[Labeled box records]
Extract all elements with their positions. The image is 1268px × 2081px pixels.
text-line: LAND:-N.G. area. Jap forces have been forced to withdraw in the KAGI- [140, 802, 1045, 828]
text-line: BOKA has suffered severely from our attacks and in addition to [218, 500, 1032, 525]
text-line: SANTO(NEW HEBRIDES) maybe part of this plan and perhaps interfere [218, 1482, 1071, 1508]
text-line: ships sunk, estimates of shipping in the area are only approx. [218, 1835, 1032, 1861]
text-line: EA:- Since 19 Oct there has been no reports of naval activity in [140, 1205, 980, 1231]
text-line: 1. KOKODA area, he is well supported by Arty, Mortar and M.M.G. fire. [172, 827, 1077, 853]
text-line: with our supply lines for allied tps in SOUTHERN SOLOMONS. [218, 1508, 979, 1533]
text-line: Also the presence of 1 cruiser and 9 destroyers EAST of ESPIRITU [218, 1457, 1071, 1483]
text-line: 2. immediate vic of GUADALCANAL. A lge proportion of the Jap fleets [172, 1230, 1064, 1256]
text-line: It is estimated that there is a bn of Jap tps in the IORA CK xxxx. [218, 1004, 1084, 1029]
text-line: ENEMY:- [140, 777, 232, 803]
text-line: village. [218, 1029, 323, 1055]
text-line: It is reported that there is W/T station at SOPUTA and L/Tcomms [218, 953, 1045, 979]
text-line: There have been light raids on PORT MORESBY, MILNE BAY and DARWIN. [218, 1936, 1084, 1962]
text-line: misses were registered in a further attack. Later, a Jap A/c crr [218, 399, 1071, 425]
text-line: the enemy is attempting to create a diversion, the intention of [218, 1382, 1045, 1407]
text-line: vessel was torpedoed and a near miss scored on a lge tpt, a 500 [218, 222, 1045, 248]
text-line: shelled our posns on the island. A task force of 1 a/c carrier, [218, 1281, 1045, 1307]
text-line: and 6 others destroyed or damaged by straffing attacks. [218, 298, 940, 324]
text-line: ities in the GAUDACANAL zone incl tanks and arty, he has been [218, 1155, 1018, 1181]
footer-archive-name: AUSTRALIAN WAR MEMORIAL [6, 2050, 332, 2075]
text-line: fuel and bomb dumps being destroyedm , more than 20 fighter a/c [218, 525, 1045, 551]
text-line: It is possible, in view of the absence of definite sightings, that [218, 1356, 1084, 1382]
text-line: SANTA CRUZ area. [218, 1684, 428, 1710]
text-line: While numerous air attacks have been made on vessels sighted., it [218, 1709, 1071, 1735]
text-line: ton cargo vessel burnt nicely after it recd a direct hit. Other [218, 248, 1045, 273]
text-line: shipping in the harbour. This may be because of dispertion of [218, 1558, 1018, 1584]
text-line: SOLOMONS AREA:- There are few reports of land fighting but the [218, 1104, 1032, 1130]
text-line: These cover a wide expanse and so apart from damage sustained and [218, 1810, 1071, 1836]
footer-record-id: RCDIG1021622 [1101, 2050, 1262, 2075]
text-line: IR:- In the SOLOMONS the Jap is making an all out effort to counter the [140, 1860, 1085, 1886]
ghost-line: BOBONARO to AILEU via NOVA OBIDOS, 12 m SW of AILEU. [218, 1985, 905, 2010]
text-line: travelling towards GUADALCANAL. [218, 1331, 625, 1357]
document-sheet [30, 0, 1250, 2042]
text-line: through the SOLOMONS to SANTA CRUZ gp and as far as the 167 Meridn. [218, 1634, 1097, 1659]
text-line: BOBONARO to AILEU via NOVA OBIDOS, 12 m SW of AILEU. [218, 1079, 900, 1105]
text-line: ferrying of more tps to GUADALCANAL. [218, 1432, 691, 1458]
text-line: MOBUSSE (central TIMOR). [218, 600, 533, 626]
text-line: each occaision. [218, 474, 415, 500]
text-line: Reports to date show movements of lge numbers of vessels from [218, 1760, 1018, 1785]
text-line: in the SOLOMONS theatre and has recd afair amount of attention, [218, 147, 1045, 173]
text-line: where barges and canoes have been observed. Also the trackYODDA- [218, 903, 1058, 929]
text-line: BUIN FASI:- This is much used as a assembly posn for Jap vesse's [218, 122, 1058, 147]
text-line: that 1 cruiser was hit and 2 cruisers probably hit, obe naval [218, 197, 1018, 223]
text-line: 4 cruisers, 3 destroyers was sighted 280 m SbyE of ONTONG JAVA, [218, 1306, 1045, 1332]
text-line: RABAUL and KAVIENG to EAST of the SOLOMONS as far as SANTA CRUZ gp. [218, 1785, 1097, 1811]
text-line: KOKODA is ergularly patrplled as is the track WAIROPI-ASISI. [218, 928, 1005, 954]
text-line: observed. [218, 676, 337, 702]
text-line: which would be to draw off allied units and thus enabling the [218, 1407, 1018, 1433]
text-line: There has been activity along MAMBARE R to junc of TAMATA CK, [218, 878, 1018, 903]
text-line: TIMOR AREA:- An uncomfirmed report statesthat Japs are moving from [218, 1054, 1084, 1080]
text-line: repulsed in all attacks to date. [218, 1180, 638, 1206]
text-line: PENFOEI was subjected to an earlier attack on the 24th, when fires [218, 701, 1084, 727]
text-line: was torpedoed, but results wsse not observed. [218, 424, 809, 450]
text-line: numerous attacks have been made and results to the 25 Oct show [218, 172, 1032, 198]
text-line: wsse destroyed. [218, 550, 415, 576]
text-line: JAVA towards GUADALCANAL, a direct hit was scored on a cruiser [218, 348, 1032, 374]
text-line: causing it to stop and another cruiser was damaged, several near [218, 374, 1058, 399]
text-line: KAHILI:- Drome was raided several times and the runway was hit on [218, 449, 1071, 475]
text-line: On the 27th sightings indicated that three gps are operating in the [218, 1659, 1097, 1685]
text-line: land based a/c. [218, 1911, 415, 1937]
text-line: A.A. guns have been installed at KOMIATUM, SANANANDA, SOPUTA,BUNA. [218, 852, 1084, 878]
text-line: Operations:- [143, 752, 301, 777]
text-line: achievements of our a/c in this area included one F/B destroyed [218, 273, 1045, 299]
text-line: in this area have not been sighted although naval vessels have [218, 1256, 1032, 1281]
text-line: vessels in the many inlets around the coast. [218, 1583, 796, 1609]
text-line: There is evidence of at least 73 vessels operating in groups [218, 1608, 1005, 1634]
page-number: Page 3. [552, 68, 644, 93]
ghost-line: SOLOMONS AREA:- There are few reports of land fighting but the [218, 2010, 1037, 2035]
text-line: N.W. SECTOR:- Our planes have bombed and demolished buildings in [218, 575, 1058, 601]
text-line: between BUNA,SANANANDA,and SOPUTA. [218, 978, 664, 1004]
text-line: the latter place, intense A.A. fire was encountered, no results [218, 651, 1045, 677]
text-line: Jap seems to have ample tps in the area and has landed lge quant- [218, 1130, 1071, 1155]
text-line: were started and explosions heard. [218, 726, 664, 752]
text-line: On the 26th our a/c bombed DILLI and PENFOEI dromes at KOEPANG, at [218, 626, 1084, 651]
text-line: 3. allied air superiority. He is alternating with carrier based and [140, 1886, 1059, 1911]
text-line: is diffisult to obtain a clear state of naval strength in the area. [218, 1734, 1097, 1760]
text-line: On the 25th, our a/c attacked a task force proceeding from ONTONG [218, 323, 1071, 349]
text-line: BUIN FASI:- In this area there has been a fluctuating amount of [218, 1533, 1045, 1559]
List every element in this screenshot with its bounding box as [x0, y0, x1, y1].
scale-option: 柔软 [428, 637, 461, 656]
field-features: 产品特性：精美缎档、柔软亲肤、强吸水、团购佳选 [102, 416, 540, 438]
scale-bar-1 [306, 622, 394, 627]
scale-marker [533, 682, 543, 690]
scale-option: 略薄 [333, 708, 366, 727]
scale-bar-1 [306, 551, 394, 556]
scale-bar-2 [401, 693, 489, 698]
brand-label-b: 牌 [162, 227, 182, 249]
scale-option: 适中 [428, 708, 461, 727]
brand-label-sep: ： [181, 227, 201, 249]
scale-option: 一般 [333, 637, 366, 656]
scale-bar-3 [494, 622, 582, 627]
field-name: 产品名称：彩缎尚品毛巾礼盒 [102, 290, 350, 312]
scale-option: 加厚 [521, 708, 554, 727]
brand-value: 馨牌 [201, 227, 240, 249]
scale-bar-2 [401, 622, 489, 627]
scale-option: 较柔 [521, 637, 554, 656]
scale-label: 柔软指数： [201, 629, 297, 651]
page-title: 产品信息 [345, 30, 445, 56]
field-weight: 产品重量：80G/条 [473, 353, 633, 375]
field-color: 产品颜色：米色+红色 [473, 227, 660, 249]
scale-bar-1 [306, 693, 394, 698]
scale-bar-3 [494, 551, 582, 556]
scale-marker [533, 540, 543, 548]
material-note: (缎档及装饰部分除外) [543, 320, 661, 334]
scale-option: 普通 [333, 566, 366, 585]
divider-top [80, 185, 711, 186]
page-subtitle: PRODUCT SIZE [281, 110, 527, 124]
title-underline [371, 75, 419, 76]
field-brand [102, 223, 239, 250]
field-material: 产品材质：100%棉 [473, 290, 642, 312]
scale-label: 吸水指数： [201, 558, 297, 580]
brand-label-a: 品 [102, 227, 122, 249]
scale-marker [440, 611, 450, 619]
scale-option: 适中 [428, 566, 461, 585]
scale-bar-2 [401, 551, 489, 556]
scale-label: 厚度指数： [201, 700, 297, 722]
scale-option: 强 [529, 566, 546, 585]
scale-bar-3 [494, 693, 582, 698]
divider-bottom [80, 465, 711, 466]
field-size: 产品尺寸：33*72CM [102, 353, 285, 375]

- Exercise task
Reproduce the lines from the start of the records through the line containing "text-line: the enemy", both ends included.

- Finished answer
Extract all elements with their positions. The image is 1268px × 2081px pixels.
text-line: LAND:-N.G. area. Jap forces have been forced to withdraw in the KAGI- [140, 802, 1045, 828]
text-line: BOKA has suffered severely from our attacks and in addition to [218, 500, 1032, 525]
text-line: SANTO(NEW HEBRIDES) maybe part of this plan and perhaps interfere [218, 1482, 1071, 1508]
text-line: ships sunk, estimates of shipping in the area are only approx. [218, 1835, 1032, 1861]
text-line: EA:- Since 19 Oct there has been no reports of naval activity in [140, 1205, 980, 1231]
text-line: 1. KOKODA area, he is well supported by Arty, Mortar and M.M.G. fire. [172, 827, 1077, 853]
text-line: with our supply lines for allied tps in SOUTHERN SOLOMONS. [218, 1508, 979, 1533]
text-line: Also the presence of 1 cruiser and 9 destroyers EAST of ESPIRITU [218, 1457, 1071, 1483]
text-line: 2. immediate vic of GUADALCANAL. A lge proportion of the Jap fleets [172, 1230, 1064, 1256]
text-line: It is estimated that there is a bn of Jap tps in the IORA CK xxxx. [218, 1004, 1084, 1029]
text-line: ENEMY:- [140, 777, 232, 803]
text-line: village. [218, 1029, 323, 1055]
text-line: It is reported that there is W/T station at SOPUTA and L/Tcomms [218, 953, 1045, 979]
text-line: There have been light raids on PORT MORESBY, MILNE BAY and DARWIN. [218, 1936, 1084, 1962]
text-line: misses were registered in a further attack. Later, a Jap A/c crr [218, 399, 1071, 425]
text-line: the enemy is attempting to create a diversion, the intention of [218, 1382, 1045, 1407]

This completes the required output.